Aim of the exercise. Pull out all lines from the listing below in which the word "Kirchengemeinde" appears.

Records for this exercise.
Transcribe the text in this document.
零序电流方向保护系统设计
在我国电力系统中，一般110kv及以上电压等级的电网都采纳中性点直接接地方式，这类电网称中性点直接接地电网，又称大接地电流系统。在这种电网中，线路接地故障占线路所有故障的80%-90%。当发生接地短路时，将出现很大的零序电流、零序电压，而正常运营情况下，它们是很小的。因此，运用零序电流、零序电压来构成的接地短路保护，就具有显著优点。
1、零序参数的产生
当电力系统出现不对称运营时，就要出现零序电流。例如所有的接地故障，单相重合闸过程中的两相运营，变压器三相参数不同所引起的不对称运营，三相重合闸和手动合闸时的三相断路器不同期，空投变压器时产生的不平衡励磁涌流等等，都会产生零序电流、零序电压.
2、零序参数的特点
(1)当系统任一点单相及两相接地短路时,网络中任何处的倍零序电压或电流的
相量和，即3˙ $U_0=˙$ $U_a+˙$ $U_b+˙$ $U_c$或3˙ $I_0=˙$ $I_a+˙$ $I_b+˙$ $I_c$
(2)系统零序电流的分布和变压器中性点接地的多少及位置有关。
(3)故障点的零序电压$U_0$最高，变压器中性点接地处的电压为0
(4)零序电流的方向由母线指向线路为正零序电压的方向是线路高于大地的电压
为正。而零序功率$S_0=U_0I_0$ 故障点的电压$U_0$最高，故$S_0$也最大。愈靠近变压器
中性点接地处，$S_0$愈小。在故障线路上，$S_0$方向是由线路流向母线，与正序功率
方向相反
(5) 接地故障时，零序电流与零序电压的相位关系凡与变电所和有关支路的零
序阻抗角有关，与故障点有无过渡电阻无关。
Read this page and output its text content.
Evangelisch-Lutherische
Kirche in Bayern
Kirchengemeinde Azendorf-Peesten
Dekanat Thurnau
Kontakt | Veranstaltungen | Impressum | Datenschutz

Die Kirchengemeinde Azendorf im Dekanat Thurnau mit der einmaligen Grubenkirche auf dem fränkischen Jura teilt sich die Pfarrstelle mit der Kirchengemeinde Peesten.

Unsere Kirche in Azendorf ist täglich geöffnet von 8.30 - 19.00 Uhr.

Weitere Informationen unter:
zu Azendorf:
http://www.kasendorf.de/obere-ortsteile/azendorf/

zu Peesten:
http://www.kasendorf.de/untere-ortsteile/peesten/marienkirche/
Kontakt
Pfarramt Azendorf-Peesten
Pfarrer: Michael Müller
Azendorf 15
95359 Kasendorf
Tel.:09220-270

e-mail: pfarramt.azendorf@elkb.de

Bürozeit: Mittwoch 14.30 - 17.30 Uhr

Exercise response.
Kirchengemeinde Azendorf-Peesten
Die Kirchengemeinde Azendorf im Dekanat Thurnau mit der einmaligen Grubenkirche auf dem fränkischen Jura teilt sich die Pfarrstelle mit der Kirchengemeinde Peesten.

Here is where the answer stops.